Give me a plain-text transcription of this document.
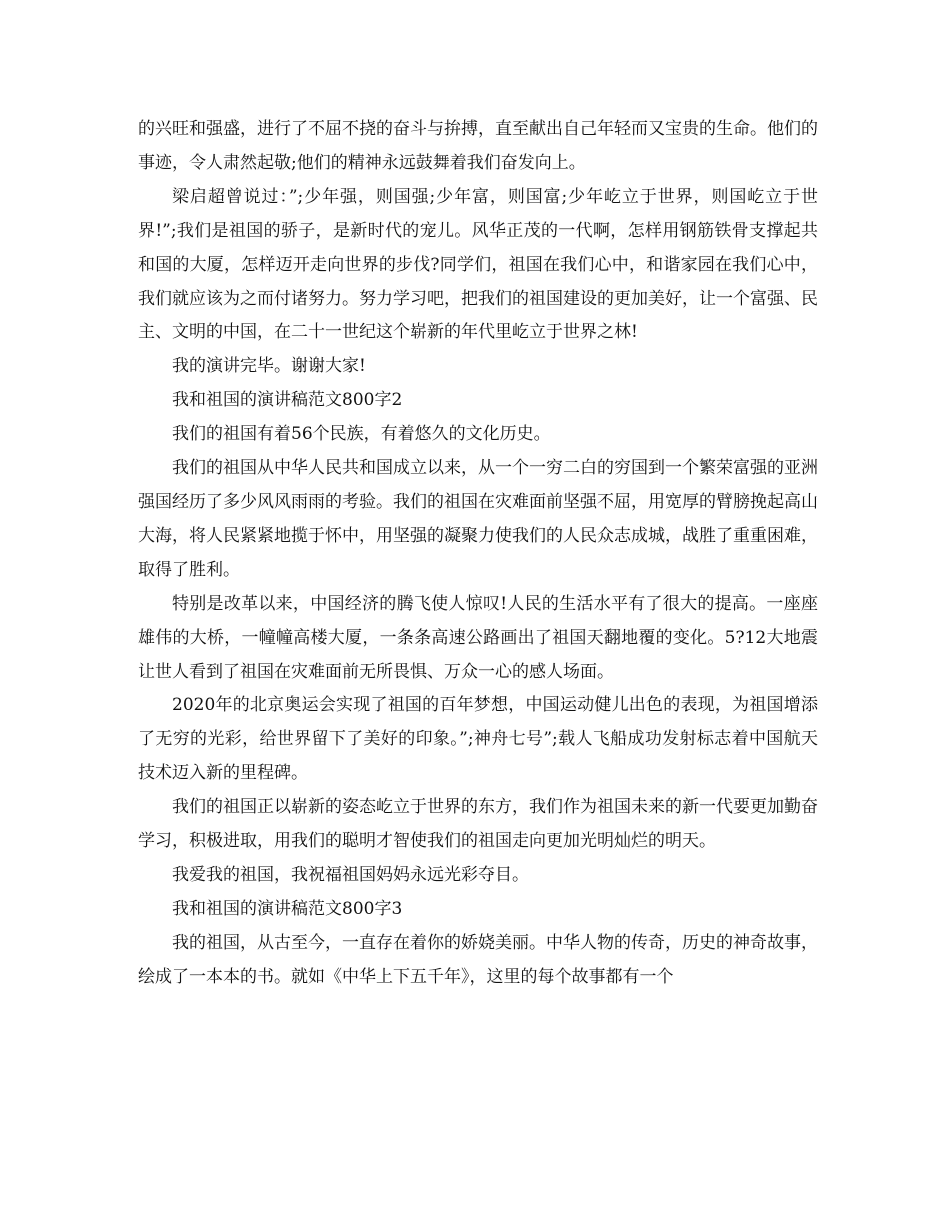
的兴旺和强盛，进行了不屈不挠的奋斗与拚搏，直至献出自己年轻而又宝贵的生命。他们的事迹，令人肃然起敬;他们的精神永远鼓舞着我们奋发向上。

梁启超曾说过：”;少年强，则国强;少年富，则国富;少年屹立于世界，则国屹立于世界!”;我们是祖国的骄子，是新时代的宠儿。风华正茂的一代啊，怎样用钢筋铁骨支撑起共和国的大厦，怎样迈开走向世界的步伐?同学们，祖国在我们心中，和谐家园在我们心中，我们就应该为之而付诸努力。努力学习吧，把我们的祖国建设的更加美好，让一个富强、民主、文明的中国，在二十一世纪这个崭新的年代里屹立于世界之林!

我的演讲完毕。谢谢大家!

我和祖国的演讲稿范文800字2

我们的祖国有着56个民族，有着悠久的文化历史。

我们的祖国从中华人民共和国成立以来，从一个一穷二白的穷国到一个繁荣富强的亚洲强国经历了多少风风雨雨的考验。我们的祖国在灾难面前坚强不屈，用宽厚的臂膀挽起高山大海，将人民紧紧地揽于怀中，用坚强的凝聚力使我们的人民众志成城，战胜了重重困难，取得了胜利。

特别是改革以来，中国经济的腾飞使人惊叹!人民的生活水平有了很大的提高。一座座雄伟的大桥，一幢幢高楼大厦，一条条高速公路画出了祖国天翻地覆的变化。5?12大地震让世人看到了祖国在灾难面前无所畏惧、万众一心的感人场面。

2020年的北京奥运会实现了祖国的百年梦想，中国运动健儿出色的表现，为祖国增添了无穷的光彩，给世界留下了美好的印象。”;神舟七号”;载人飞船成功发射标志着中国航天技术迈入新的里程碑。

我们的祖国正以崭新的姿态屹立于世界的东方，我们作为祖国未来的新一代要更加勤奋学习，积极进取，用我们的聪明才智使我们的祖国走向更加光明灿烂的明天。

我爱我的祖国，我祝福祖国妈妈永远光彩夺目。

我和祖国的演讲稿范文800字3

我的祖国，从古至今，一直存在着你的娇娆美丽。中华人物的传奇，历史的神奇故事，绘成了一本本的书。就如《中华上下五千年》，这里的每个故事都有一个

...

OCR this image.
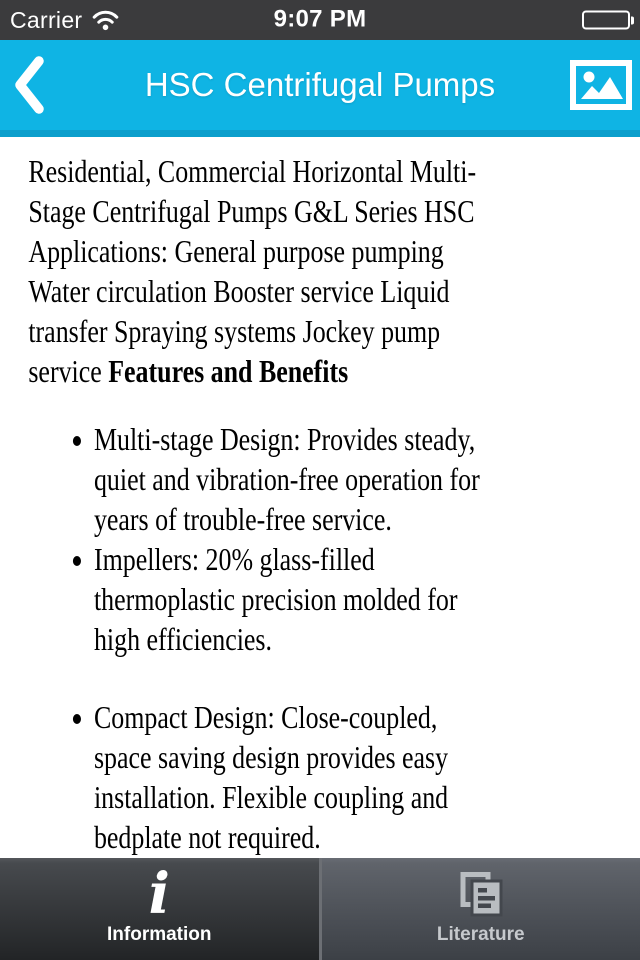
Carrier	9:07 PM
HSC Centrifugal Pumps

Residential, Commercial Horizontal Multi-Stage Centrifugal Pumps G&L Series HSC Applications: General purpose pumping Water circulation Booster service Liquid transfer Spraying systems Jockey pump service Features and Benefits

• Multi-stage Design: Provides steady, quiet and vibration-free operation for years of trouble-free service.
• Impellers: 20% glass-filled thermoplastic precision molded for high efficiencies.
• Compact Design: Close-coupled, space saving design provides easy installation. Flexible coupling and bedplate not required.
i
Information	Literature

* * *

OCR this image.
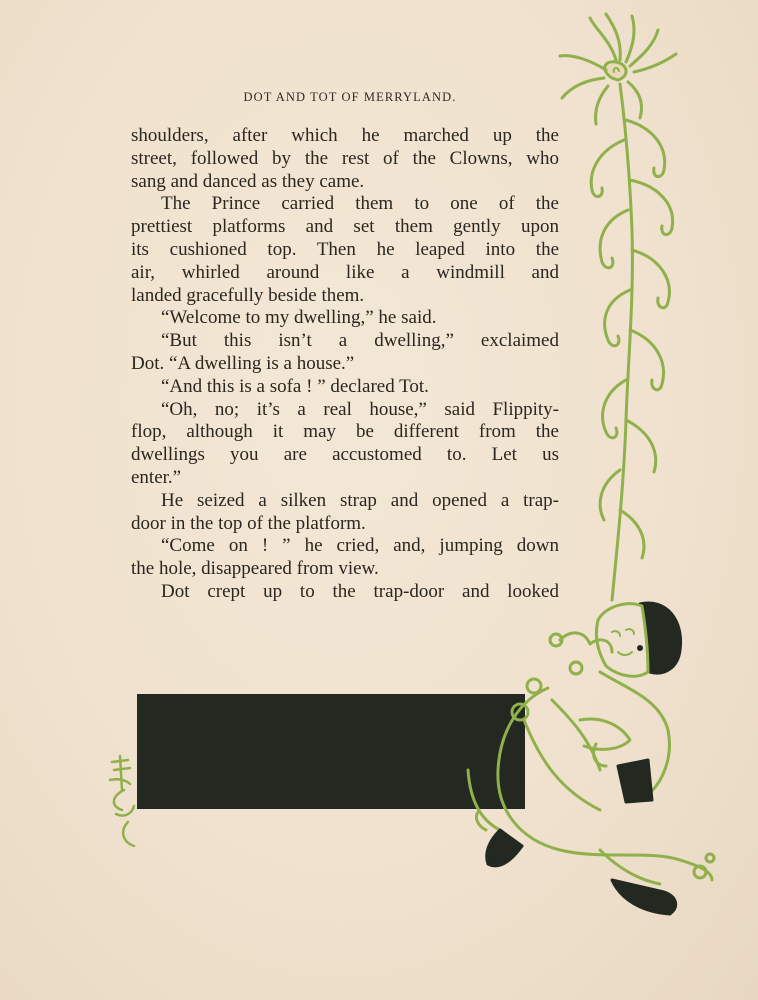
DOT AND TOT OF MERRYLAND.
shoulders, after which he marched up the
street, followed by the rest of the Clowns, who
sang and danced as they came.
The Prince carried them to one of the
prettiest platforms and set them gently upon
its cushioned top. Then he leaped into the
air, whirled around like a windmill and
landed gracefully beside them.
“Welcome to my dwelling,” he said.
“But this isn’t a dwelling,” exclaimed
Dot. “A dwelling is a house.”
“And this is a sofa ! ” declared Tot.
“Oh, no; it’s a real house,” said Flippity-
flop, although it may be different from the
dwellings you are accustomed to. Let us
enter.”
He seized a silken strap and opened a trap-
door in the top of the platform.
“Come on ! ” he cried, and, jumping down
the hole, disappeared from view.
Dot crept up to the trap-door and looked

YOUR INSTRUCTIONS:
Of the lines in the data, how many hold the string "Centrifugal"? State the number, nothing else.

FINAL RESULT:
2